--- start Given records ---

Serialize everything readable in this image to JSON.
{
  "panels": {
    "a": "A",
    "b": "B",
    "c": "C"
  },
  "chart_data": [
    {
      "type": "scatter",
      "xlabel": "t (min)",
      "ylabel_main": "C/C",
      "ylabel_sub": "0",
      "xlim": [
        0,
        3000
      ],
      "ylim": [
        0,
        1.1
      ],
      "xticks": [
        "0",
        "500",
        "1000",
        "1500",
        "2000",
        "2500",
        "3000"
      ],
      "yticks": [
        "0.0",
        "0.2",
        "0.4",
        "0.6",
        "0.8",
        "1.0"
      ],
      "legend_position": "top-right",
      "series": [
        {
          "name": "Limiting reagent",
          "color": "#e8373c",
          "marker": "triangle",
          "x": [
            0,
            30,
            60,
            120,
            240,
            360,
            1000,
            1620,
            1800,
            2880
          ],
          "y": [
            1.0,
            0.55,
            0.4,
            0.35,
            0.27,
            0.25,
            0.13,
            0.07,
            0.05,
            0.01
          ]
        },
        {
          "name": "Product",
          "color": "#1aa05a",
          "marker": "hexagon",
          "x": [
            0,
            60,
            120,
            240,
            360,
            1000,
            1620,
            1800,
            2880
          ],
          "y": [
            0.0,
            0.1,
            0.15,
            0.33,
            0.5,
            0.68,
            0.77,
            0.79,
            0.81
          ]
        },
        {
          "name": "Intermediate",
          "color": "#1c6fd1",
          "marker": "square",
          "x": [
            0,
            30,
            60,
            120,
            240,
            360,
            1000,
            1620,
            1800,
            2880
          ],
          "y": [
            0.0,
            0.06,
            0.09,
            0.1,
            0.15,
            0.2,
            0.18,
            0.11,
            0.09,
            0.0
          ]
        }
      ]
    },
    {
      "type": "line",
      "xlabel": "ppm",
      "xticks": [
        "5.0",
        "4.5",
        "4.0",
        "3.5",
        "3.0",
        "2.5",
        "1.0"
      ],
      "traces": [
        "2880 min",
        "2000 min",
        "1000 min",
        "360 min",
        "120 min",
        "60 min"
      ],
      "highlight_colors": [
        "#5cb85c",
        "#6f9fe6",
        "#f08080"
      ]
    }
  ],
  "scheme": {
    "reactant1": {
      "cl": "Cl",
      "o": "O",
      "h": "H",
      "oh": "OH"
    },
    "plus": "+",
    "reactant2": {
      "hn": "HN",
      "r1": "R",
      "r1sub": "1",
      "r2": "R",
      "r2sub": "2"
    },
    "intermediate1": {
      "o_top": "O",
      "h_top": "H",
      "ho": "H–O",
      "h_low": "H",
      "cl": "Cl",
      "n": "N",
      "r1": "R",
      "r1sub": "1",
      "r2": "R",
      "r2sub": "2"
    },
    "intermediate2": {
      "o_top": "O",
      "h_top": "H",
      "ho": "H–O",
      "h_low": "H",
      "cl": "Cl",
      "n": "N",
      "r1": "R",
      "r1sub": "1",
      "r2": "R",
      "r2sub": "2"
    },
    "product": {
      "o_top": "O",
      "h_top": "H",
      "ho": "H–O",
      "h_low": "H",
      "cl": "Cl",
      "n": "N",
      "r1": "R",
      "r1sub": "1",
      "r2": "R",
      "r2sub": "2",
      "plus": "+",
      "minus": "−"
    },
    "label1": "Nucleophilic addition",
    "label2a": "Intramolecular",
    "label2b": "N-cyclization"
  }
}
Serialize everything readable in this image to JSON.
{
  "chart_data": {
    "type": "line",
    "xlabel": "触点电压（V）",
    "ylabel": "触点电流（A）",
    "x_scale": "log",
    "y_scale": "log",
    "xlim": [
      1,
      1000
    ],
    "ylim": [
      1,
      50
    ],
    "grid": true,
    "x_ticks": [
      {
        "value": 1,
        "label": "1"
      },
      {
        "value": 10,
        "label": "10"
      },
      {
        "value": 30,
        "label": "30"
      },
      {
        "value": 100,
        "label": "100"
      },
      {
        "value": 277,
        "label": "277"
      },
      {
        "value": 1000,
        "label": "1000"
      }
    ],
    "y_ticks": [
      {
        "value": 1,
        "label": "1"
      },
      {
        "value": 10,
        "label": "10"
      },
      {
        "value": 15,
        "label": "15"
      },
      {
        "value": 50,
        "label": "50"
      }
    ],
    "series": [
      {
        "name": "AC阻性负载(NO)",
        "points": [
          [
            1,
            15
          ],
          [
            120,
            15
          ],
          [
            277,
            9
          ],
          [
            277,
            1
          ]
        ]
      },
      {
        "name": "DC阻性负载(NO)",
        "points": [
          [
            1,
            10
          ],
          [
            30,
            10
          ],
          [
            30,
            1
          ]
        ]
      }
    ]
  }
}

--- end Given records ---

● **Goal**
Return all the data exactly as given.

● **Output**
Serialize everything readable in this image to JSON.
{
  "panels": {
    "a": "A",
    "b": "B",
    "c": "C"
  },
  "chart_data": [
    {
      "type": "scatter",
      "xlabel": "t (min)",
      "ylabel_main": "C/C",
      "ylabel_sub": "0",
      "xlim": [
        0,
        3000
      ],
      "ylim": [
        0,
        1.1
      ],
      "xticks": [
        "0",
        "500",
        "1000",
        "1500",
        "2000",
        "2500",
        "3000"
      ],
      "yticks": [
        "0.0",
        "0.2",
        "0.4",
        "0.6",
        "0.8",
        "1.0"
      ],
      "legend_position": "top-right",
      "series": [
        {
          "name": "Limiting reagent",
          "color": "#e8373c",
          "marker": "triangle",
          "x": [
            0,
            30,
            60,
            120,
            240,
            360,
            1000,
            1620,
            1800,
            2880
          ],
          "y": [
            1.0,
            0.55,
            0.4,
            0.35,
            0.27,
            0.25,
            0.13,
            0.07,
            0.05,
            0.01
          ]
        },
        {
          "name": "Product",
          "color": "#1aa05a",
          "marker": "hexagon",
          "x": [
            0,
            60,
            120,
            240,
            360,
            1000,
            1620,
            1800,
            2880
          ],
          "y": [
            0.0,
            0.1,
            0.15,
            0.33,
            0.5,
            0.68,
            0.77,
            0.79,
            0.81
          ]
        },
        {
          "name": "Intermediate",
          "color": "#1c6fd1",
          "marker": "square",
          "x": [
            0,
            30,
            60,
            120,
            240,
            360,
            1000,
            1620,
            1800,
            2880
          ],
          "y": [
            0.0,
            0.06,
            0.09,
            0.1,
            0.15,
            0.2,
            0.18,
            0.11,
            0.09,
            0.0
          ]
        }
      ]
    },
    {
      "type": "line",
      "xlabel": "ppm",
      "xticks": [
        "5.0",
        "4.5",
        "4.0",
        "3.5",
        "3.0",
        "2.5",
        "1.0"
      ],
      "traces": [
        "2880 min",
        "2000 min",
        "1000 min",
        "360 min",
        "120 min",
        "60 min"
      ],
      "highlight_colors": [
        "#5cb85c",
        "#6f9fe6",
        "#f08080"
      ]
    }
  ],
  "scheme": {
    "reactant1": {
      "cl": "Cl",
      "o": "O",
      "h": "H",
      "oh": "OH"
    },
    "plus": "+",
    "reactant2": {
      "hn": "HN",
      "r1": "R",
      "r1sub": "1",
      "r2": "R",
      "r2sub": "2"
    },
    "intermediate1": {
      "o_top": "O",
      "h_top": "H",
      "ho": "H–O",
      "h_low": "H",
      "cl": "Cl",
      "n": "N",
      "r1": "R",
      "r1sub": "1",
      "r2": "R",
      "r2sub": "2"
    },
    "intermediate2": {
      "o_top": "O",
      "h_top": "H",
      "ho": "H–O",
      "h_low": "H",
      "cl": "Cl",
      "n": "N",
      "r1": "R",
      "r1sub": "1",
      "r2": "R",
      "r2sub": "2"
    },
    "product": {
      "o_top": "O",
      "h_top": "H",
      "ho": "H–O",
      "h_low": "H",
      "cl": "Cl",
      "n": "N",
      "r1": "R",
      "r1sub": "1",
      "r2": "R",
      "r2sub": "2",
      "plus": "+",
      "minus": "−"
    },
    "label1": "Nucleophilic addition",
    "label2a": "Intramolecular",
    "label2b": "N-cyclization"
  }
}
Serialize everything readable in this image to JSON.
{
  "chart_data": {
    "type": "line",
    "xlabel": "触点电压（V）",
    "ylabel": "触点电流（A）",
    "x_scale": "log",
    "y_scale": "log",
    "xlim": [
      1,
      1000
    ],
    "ylim": [
      1,
      50
    ],
    "grid": true,
    "x_ticks": [
      {
        "value": 1,
        "label": "1"
      },
      {
        "value": 10,
        "label": "10"
      },
      {
        "value": 30,
        "label": "30"
      },
      {
        "value": 100,
        "label": "100"
      },
      {
        "value": 277,
        "label": "277"
      },
      {
        "value": 1000,
        "label": "1000"
      }
    ],
    "y_ticks": [
      {
        "value": 1,
        "label": "1"
      },
      {
        "value": 10,
        "label": "10"
      },
      {
        "value": 15,
        "label": "15"
      },
      {
        "value": 50,
        "label": "50"
      }
    ],
    "series": [
      {
        "name": "AC阻性负载(NO)",
        "points": [
          [
            1,
            15
          ],
          [
            120,
            15
          ],
          [
            277,
            9
          ],
          [
            277,
            1
          ]
        ]
      },
      {
        "name": "DC阻性负载(NO)",
        "points": [
          [
            1,
            10
          ],
          [
            30,
            10
          ],
          [
            30,
            1
          ]
        ]
      }
    ]
  }
}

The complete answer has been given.